>> begin
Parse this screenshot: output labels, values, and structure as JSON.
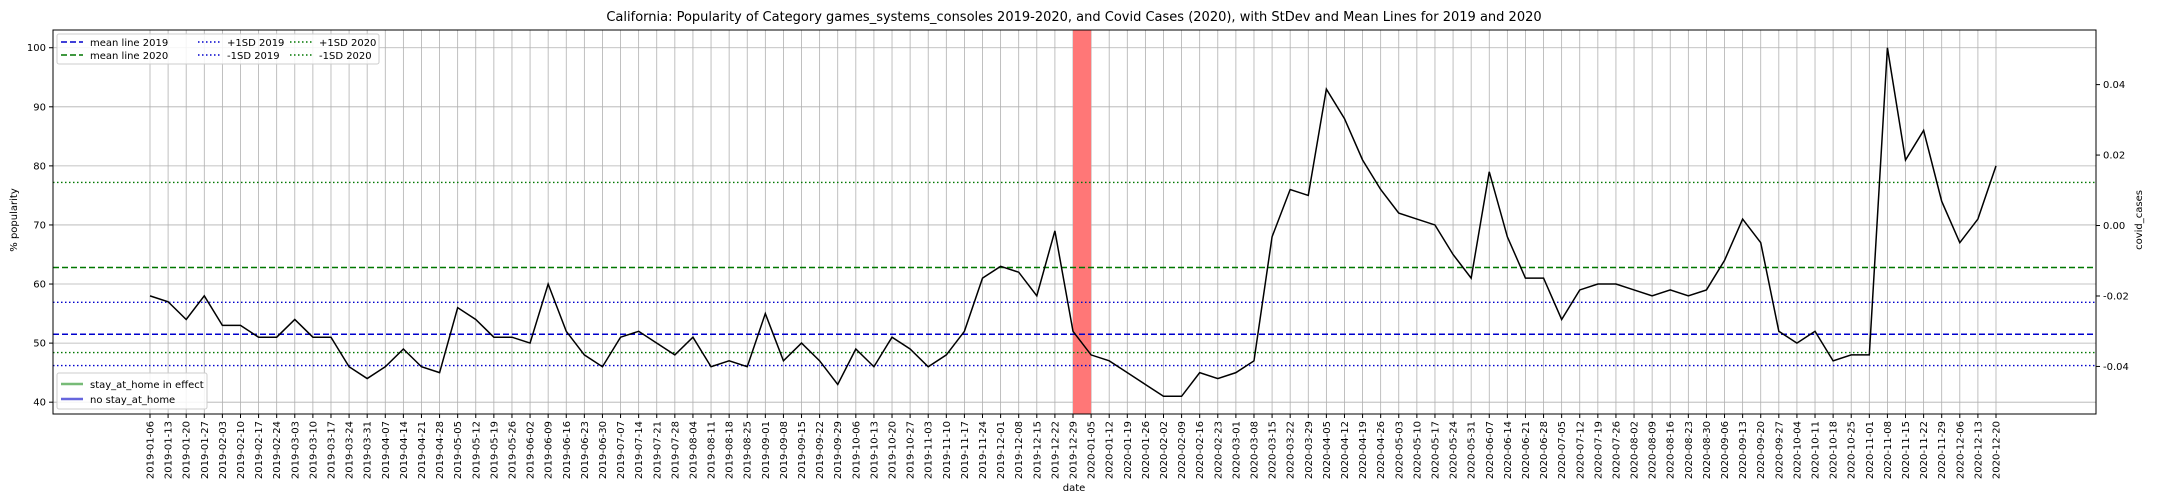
{
  "chart_data": {
    "type": "line",
    "title": "California: Popularity of Category games_systems_consoles 2019-2020, and Covid Cases (2020), with StDev and Mean Lines for 2019 and 2020",
    "xlabel": "date",
    "ylabel": "% popularity",
    "y2label": "covid_cases",
    "ylim": [
      38,
      103
    ],
    "y2lim": [
      -0.0535,
      0.0555
    ],
    "yticks": [
      40,
      50,
      60,
      70,
      80,
      90,
      100
    ],
    "y2ticks": [
      "0.04",
      "0.02",
      "0.00",
      "-0.02",
      "-0.04"
    ],
    "y2tick_values": [
      0.04,
      0.02,
      0.0,
      -0.02,
      -0.04
    ],
    "grid": true,
    "x": [
      "2019-01-06",
      "2019-01-13",
      "2019-01-20",
      "2019-01-27",
      "2019-02-03",
      "2019-02-10",
      "2019-02-17",
      "2019-02-24",
      "2019-03-03",
      "2019-03-10",
      "2019-03-17",
      "2019-03-24",
      "2019-03-31",
      "2019-04-07",
      "2019-04-14",
      "2019-04-21",
      "2019-04-28",
      "2019-05-05",
      "2019-05-12",
      "2019-05-19",
      "2019-05-26",
      "2019-06-02",
      "2019-06-09",
      "2019-06-16",
      "2019-06-23",
      "2019-06-30",
      "2019-07-07",
      "2019-07-14",
      "2019-07-21",
      "2019-07-28",
      "2019-08-04",
      "2019-08-11",
      "2019-08-18",
      "2019-08-25",
      "2019-09-01",
      "2019-09-08",
      "2019-09-15",
      "2019-09-22",
      "2019-09-29",
      "2019-10-06",
      "2019-10-13",
      "2019-10-20",
      "2019-10-27",
      "2019-11-03",
      "2019-11-10",
      "2019-11-17",
      "2019-11-24",
      "2019-12-01",
      "2019-12-08",
      "2019-12-15",
      "2019-12-22",
      "2019-12-29",
      "2020-01-05",
      "2020-01-12",
      "2020-01-19",
      "2020-01-26",
      "2020-02-02",
      "2020-02-09",
      "2020-02-16",
      "2020-02-23",
      "2020-03-01",
      "2020-03-08",
      "2020-03-15",
      "2020-03-22",
      "2020-03-29",
      "2020-04-05",
      "2020-04-12",
      "2020-04-19",
      "2020-04-26",
      "2020-05-03",
      "2020-05-10",
      "2020-05-17",
      "2020-05-24",
      "2020-05-31",
      "2020-06-07",
      "2020-06-14",
      "2020-06-21",
      "2020-06-28",
      "2020-07-05",
      "2020-07-12",
      "2020-07-19",
      "2020-07-26",
      "2020-08-02",
      "2020-08-09",
      "2020-08-16",
      "2020-08-23",
      "2020-08-30",
      "2020-09-06",
      "2020-09-13",
      "2020-09-20",
      "2020-09-27",
      "2020-10-04",
      "2020-10-11",
      "2020-10-18",
      "2020-10-25",
      "2020-11-01",
      "2020-11-08",
      "2020-11-15",
      "2020-11-22",
      "2020-11-29",
      "2020-12-06",
      "2020-12-13",
      "2020-12-20"
    ],
    "series": [
      {
        "values": [
          58,
          57,
          54,
          58,
          53,
          53,
          51,
          51,
          54,
          51,
          51,
          46,
          44,
          46,
          49,
          46,
          45,
          56,
          54,
          51,
          51,
          50,
          60,
          52,
          48,
          46,
          51,
          52,
          50,
          48,
          51,
          46,
          47,
          46,
          55,
          47,
          50,
          47,
          43,
          49,
          46,
          51,
          49,
          46,
          48,
          52,
          61,
          63,
          62,
          58,
          69,
          52,
          48,
          47,
          45,
          43,
          41,
          41,
          45,
          44,
          45,
          47,
          68,
          76,
          75,
          93,
          88,
          81,
          76,
          72,
          71,
          70,
          65,
          61,
          79,
          68,
          61,
          61,
          54,
          59,
          60,
          60,
          59,
          58,
          59,
          58,
          59,
          64,
          71,
          67,
          52,
          50,
          52,
          47,
          48,
          48,
          100,
          81,
          86,
          74,
          67,
          71,
          80
        ],
        "color": "#000000"
      }
    ],
    "reference_lines": [
      {
        "name": "mean line 2019",
        "value": 51.5,
        "color": "#0000cc",
        "style": "dashed"
      },
      {
        "name": "mean line 2020",
        "value": 62.8,
        "color": "#007700",
        "style": "dashed"
      },
      {
        "name": "+1SD 2019",
        "value": 56.9,
        "color": "#0000cc",
        "style": "dotted"
      },
      {
        "name": "-1SD 2019",
        "value": 46.2,
        "color": "#0000cc",
        "style": "dotted"
      },
      {
        "name": "+1SD 2020",
        "value": 77.2,
        "color": "#007700",
        "style": "dotted"
      },
      {
        "name": "-1SD 2020",
        "value": 48.4,
        "color": "#007700",
        "style": "dotted"
      }
    ],
    "highlight_span": {
      "from": "2019-12-29",
      "to": "2020-01-05",
      "color": "#ff7777"
    },
    "legend": {
      "placement": "top-left",
      "columns": [
        [
          "mean line 2019",
          "mean line 2020"
        ],
        [
          "+1SD 2019",
          "-1SD 2019"
        ],
        [
          "+1SD 2020",
          "-1SD 2020"
        ]
      ]
    },
    "legend2": {
      "placement": "bottom-left",
      "items": [
        {
          "label": "stay_at_home in effect",
          "color": "#77bb77"
        },
        {
          "label": "no stay_at_home",
          "color": "#6666dd"
        }
      ]
    }
  }
}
>> end
▶ [Work required]:
Copy the listing word for word, excluding its pictures.

▶ [Solved problem]:
Parse this screenshot: output labels, values, and structure as JSON.
{
  "chart_data": {
    "type": "line",
    "title": "California: Popularity of Category games_systems_consoles 2019-2020, and Covid Cases (2020), with StDev and Mean Lines for 2019 and 2020",
    "xlabel": "date",
    "ylabel": "% popularity",
    "y2label": "covid_cases",
    "ylim": [
      38,
      103
    ],
    "y2lim": [
      -0.0535,
      0.0555
    ],
    "yticks": [
      40,
      50,
      60,
      70,
      80,
      90,
      100
    ],
    "y2ticks": [
      "0.04",
      "0.02",
      "0.00",
      "-0.02",
      "-0.04"
    ],
    "y2tick_values": [
      0.04,
      0.02,
      0.0,
      -0.02,
      -0.04
    ],
    "grid": true,
    "x": [
      "2019-01-06",
      "2019-01-13",
      "2019-01-20",
      "2019-01-27",
      "2019-02-03",
      "2019-02-10",
      "2019-02-17",
      "2019-02-24",
      "2019-03-03",
      "2019-03-10",
      "2019-03-17",
      "2019-03-24",
      "2019-03-31",
      "2019-04-07",
      "2019-04-14",
      "2019-04-21",
      "2019-04-28",
      "2019-05-05",
      "2019-05-12",
      "2019-05-19",
      "2019-05-26",
      "2019-06-02",
      "2019-06-09",
      "2019-06-16",
      "2019-06-23",
      "2019-06-30",
      "2019-07-07",
      "2019-07-14",
      "2019-07-21",
      "2019-07-28",
      "2019-08-04",
      "2019-08-11",
      "2019-08-18",
      "2019-08-25",
      "2019-09-01",
      "2019-09-08",
      "2019-09-15",
      "2019-09-22",
      "2019-09-29",
      "2019-10-06",
      "2019-10-13",
      "2019-10-20",
      "2019-10-27",
      "2019-11-03",
      "2019-11-10",
      "2019-11-17",
      "2019-11-24",
      "2019-12-01",
      "2019-12-08",
      "2019-12-15",
      "2019-12-22",
      "2019-12-29",
      "2020-01-05",
      "2020-01-12",
      "2020-01-19",
      "2020-01-26",
      "2020-02-02",
      "2020-02-09",
      "2020-02-16",
      "2020-02-23",
      "2020-03-01",
      "2020-03-08",
      "2020-03-15",
      "2020-03-22",
      "2020-03-29",
      "2020-04-05",
      "2020-04-12",
      "2020-04-19",
      "2020-04-26",
      "2020-05-03",
      "2020-05-10",
      "2020-05-17",
      "2020-05-24",
      "2020-05-31",
      "2020-06-07",
      "2020-06-14",
      "2020-06-21",
      "2020-06-28",
      "2020-07-05",
      "2020-07-12",
      "2020-07-19",
      "2020-07-26",
      "2020-08-02",
      "2020-08-09",
      "2020-08-16",
      "2020-08-23",
      "2020-08-30",
      "2020-09-06",
      "2020-09-13",
      "2020-09-20",
      "2020-09-27",
      "2020-10-04",
      "2020-10-11",
      "2020-10-18",
      "2020-10-25",
      "2020-11-01",
      "2020-11-08",
      "2020-11-15",
      "2020-11-22",
      "2020-11-29",
      "2020-12-06",
      "2020-12-13",
      "2020-12-20"
    ],
    "series": [
      {
        "values": [
          58,
          57,
          54,
          58,
          53,
          53,
          51,
          51,
          54,
          51,
          51,
          46,
          44,
          46,
          49,
          46,
          45,
          56,
          54,
          51,
          51,
          50,
          60,
          52,
          48,
          46,
          51,
          52,
          50,
          48,
          51,
          46,
          47,
          46,
          55,
          47,
          50,
          47,
          43,
          49,
          46,
          51,
          49,
          46,
          48,
          52,
          61,
          63,
          62,
          58,
          69,
          52,
          48,
          47,
          45,
          43,
          41,
          41,
          45,
          44,
          45,
          47,
          68,
          76,
          75,
          93,
          88,
          81,
          76,
          72,
          71,
          70,
          65,
          61,
          79,
          68,
          61,
          61,
          54,
          59,
          60,
          60,
          59,
          58,
          59,
          58,
          59,
          64,
          71,
          67,
          52,
          50,
          52,
          47,
          48,
          48,
          100,
          81,
          86,
          74,
          67,
          71,
          80
        ],
        "color": "#000000"
      }
    ],
    "reference_lines": [
      {
        "name": "mean line 2019",
        "value": 51.5,
        "color": "#0000cc",
        "style": "dashed"
      },
      {
        "name": "mean line 2020",
        "value": 62.8,
        "color": "#007700",
        "style": "dashed"
      },
      {
        "name": "+1SD 2019",
        "value": 56.9,
        "color": "#0000cc",
        "style": "dotted"
      },
      {
        "name": "-1SD 2019",
        "value": 46.2,
        "color": "#0000cc",
        "style": "dotted"
      },
      {
        "name": "+1SD 2020",
        "value": 77.2,
        "color": "#007700",
        "style": "dotted"
      },
      {
        "name": "-1SD 2020",
        "value": 48.4,
        "color": "#007700",
        "style": "dotted"
      }
    ],
    "highlight_span": {
      "from": "2019-12-29",
      "to": "2020-01-05",
      "color": "#ff7777"
    },
    "legend": {
      "placement": "top-left",
      "columns": [
        [
          "mean line 2019",
          "mean line 2020"
        ],
        [
          "+1SD 2019",
          "-1SD 2019"
        ],
        [
          "+1SD 2020",
          "-1SD 2020"
        ]
      ]
    },
    "legend2": {
      "placement": "bottom-left",
      "items": [
        {
          "label": "stay_at_home in effect",
          "color": "#77bb77"
        },
        {
          "label": "no stay_at_home",
          "color": "#6666dd"
        }
      ]
    }
  }
}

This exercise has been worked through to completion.